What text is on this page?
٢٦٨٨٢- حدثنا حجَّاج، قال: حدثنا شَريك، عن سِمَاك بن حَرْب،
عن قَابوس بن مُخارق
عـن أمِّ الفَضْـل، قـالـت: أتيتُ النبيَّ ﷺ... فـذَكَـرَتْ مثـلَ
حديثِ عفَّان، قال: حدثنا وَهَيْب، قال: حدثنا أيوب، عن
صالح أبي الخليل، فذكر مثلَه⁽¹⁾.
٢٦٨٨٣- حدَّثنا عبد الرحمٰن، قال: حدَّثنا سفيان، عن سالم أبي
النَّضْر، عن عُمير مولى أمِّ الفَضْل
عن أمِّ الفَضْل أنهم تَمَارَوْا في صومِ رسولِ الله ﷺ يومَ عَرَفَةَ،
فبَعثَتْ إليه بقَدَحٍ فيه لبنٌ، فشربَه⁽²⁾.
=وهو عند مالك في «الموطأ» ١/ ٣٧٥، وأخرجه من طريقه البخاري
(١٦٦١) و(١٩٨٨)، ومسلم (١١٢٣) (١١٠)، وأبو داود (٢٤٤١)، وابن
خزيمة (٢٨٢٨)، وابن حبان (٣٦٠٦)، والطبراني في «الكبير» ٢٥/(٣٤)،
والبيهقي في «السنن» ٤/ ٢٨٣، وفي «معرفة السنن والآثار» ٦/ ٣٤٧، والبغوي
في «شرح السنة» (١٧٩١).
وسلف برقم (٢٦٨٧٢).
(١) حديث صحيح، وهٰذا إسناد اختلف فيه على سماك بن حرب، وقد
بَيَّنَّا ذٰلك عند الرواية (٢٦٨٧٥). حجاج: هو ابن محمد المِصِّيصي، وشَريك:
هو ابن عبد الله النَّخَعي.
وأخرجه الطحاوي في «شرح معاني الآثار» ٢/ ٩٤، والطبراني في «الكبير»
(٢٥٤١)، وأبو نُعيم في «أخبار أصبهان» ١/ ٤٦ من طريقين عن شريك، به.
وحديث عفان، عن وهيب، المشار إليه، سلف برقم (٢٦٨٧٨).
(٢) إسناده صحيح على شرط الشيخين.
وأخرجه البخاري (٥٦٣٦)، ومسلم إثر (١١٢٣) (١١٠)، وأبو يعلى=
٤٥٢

================================

YOUR OBJECTIVE.
Write every entry out again exactly.

PROBLEM SOLUTION.
What text is on this page?
٢٦٨٨٢- حدثنا حجَّاج، قال: حدثنا شَريك، عن سِمَاك بن حَرْب،
عن قَابوس بن مُخارق
عـن أمِّ الفَضْـل، قـالـت: أتيتُ النبيَّ ﷺ... فـذَكَـرَتْ مثـلَ
حديثِ عفَّان، قال: حدثنا وَهَيْب، قال: حدثنا أيوب، عن
صالح أبي الخليل، فذكر مثلَه⁽¹⁾.
٢٦٨٨٣- حدَّثنا عبد الرحمٰن، قال: حدَّثنا سفيان، عن سالم أبي
النَّضْر، عن عُمير مولى أمِّ الفَضْل
عن أمِّ الفَضْل أنهم تَمَارَوْا في صومِ رسولِ الله ﷺ يومَ عَرَفَةَ،
فبَعثَتْ إليه بقَدَحٍ فيه لبنٌ، فشربَه⁽²⁾.
=وهو عند مالك في «الموطأ» ١/ ٣٧٥، وأخرجه من طريقه البخاري
(١٦٦١) و(١٩٨٨)، ومسلم (١١٢٣) (١١٠)، وأبو داود (٢٤٤١)، وابن
خزيمة (٢٨٢٨)، وابن حبان (٣٦٠٦)، والطبراني في «الكبير» ٢٥/(٣٤)،
والبيهقي في «السنن» ٤/ ٢٨٣، وفي «معرفة السنن والآثار» ٦/ ٣٤٧، والبغوي
في «شرح السنة» (١٧٩١).
وسلف برقم (٢٦٨٧٢).
(١) حديث صحيح، وهٰذا إسناد اختلف فيه على سماك بن حرب، وقد
بَيَّنَّا ذٰلك عند الرواية (٢٦٨٧٥). حجاج: هو ابن محمد المِصِّيصي، وشَريك:
هو ابن عبد الله النَّخَعي.
وأخرجه الطحاوي في «شرح معاني الآثار» ٢/ ٩٤، والطبراني في «الكبير»
(٢٥٤١)، وأبو نُعيم في «أخبار أصبهان» ١/ ٤٦ من طريقين عن شريك، به.
وحديث عفان، عن وهيب، المشار إليه، سلف برقم (٢٦٨٧٨).
(٢) إسناده صحيح على شرط الشيخين.
وأخرجه البخاري (٥٦٣٦)، ومسلم إثر (١١٢٣) (١١٠)، وأبو يعلى=
٤٥٢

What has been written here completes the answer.